## START Data provided

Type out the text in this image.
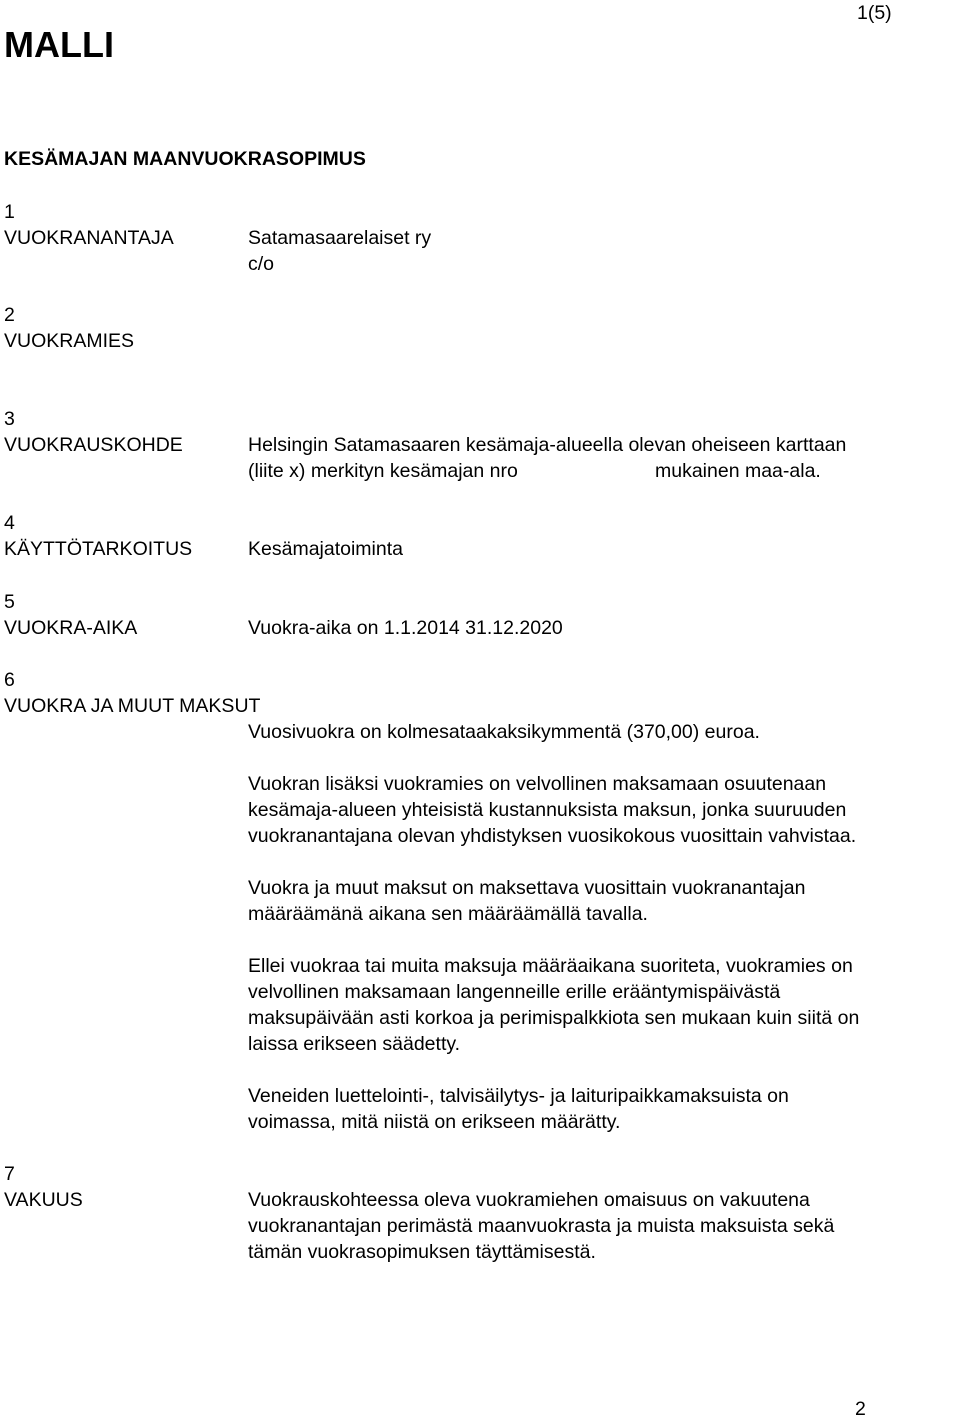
MALLI
1(5)
KESÄMAJAN MAANVUOKRASOPIMUS
1
VUOKRANANTAJA	Satamasaarelaiset ry
c/o
2
VUOKRAMIES
3
VUOKRAUSKOHDE	Helsingin Satamasaaren kesämaja-alueella olevan oheiseen karttaan
(liite x) merkityn kesämajan nro	mukainen maa-ala.
4
KÄYTTÖTARKOITUS	Kesämajatoiminta
5
VUOKRA-AIKA	Vuokra-aika on 1.1.2014 31.12.2020
6
VUOKRA JA MUUT MAKSUT
Vuosivuokra on kolmesataakaksikymmentä (370,00) euroa.
Vuokran lisäksi vuokramies on velvollinen maksamaan osuutenaan
kesämaja-alueen yhteisistä kustannuksista maksun, jonka suuruuden
vuokranantajana olevan yhdistyksen vuosikokous vuosittain vahvistaa.
Vuokra ja muut maksut on maksettava vuosittain vuokranantajan
määräämänä aikana sen määräämällä tavalla.
Ellei vuokraa tai muita maksuja määräaikana suoriteta, vuokramies on
velvollinen maksamaan langenneille erille erääntymispäivästä
maksupäivään asti korkoa ja perimispalkkiota sen mukaan kuin siitä on
laissa erikseen säädetty.
Veneiden luettelointi-, talvisäilytys- ja laituripaikkamaksuista on
voimassa, mitä niistä on erikseen määrätty.
7
VAKUUS	Vuokrauskohteessa oleva vuokramiehen omaisuus on vakuutena
vuokranantajan perimästä maanvuokrasta ja muista maksuista sekä
tämän vuokrasopimuksen täyttämisestä.
2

## END Data provided

== Short exercise ==
Return each line that includes "olevan".

== Task result ==
VUOKRAUSKOHDE	Helsingin Satamasaaren kesämaja-alueella olevan oheiseen karttaan
vuokranantajana olevan yhdistyksen vuosikokous vuosittain vahvistaa.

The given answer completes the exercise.